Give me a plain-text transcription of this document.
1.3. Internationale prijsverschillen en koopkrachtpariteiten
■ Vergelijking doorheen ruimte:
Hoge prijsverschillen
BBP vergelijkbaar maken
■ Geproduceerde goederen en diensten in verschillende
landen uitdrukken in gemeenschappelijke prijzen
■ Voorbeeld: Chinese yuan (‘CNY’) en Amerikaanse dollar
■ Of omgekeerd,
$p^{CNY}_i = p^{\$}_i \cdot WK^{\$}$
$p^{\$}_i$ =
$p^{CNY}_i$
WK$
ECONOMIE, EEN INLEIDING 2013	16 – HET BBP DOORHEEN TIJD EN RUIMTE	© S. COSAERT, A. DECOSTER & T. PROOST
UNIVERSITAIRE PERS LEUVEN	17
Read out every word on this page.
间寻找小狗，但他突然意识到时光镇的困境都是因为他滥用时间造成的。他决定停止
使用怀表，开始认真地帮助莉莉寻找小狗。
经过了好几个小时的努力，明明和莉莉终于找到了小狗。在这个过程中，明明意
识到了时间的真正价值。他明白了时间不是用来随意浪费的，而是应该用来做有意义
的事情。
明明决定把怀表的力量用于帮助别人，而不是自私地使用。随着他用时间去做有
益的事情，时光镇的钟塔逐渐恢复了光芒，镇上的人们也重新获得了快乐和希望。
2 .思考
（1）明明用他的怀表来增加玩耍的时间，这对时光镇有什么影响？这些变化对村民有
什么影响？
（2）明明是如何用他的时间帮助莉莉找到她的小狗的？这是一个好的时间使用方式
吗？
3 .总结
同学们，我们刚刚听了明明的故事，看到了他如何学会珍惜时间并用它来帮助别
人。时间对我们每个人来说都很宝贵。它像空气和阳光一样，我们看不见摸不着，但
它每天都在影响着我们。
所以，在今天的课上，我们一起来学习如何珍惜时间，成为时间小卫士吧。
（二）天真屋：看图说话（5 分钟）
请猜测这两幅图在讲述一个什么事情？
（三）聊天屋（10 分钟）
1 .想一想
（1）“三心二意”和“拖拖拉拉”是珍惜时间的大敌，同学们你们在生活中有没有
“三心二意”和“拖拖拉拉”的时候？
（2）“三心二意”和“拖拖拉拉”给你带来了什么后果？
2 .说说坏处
§ §
INSTRUCTIONS FOR THE TASK> Repeat the material above in full, keeping every word.

RESULT OF THE EXERCISE>
Give me a plain-text transcription of this document.
1.3. Internationale prijsverschillen en koopkrachtpariteiten
■ Vergelijking doorheen ruimte:
Hoge prijsverschillen
BBP vergelijkbaar maken
■ Geproduceerde goederen en diensten in verschillende
landen uitdrukken in gemeenschappelijke prijzen
■ Voorbeeld: Chinese yuan (‘CNY’) en Amerikaanse dollar
■ Of omgekeerd,
$p^{CNY}_i = p^{\$}_i \cdot WK^{\$}$
$p^{\$}_i$ =
$p^{CNY}_i$
WK$
ECONOMIE, EEN INLEIDING 2013	16 – HET BBP DOORHEEN TIJD EN RUIMTE	© S. COSAERT, A. DECOSTER & T. PROOST
UNIVERSITAIRE PERS LEUVEN	17
Read out every word on this page.
间寻找小狗，但他突然意识到时光镇的困境都是因为他滥用时间造成的。他决定停止
使用怀表，开始认真地帮助莉莉寻找小狗。
经过了好几个小时的努力，明明和莉莉终于找到了小狗。在这个过程中，明明意
识到了时间的真正价值。他明白了时间不是用来随意浪费的，而是应该用来做有意义
的事情。
明明决定把怀表的力量用于帮助别人，而不是自私地使用。随着他用时间去做有
益的事情，时光镇的钟塔逐渐恢复了光芒，镇上的人们也重新获得了快乐和希望。
2 .思考
（1）明明用他的怀表来增加玩耍的时间，这对时光镇有什么影响？这些变化对村民有
什么影响？
（2）明明是如何用他的时间帮助莉莉找到她的小狗的？这是一个好的时间使用方式
吗？
3 .总结
同学们，我们刚刚听了明明的故事，看到了他如何学会珍惜时间并用它来帮助别
人。时间对我们每个人来说都很宝贵。它像空气和阳光一样，我们看不见摸不着，但
它每天都在影响着我们。
所以，在今天的课上，我们一起来学习如何珍惜时间，成为时间小卫士吧。
（二）天真屋：看图说话（5 分钟）
请猜测这两幅图在讲述一个什么事情？
（三）聊天屋（10 分钟）
1 .想一想
（1）“三心二意”和“拖拖拉拉”是珍惜时间的大敌，同学们你们在生活中有没有
“三心二意”和“拖拖拉拉”的时候？
（2）“三心二意”和“拖拖拉拉”给你带来了什么后果？
2 .说说坏处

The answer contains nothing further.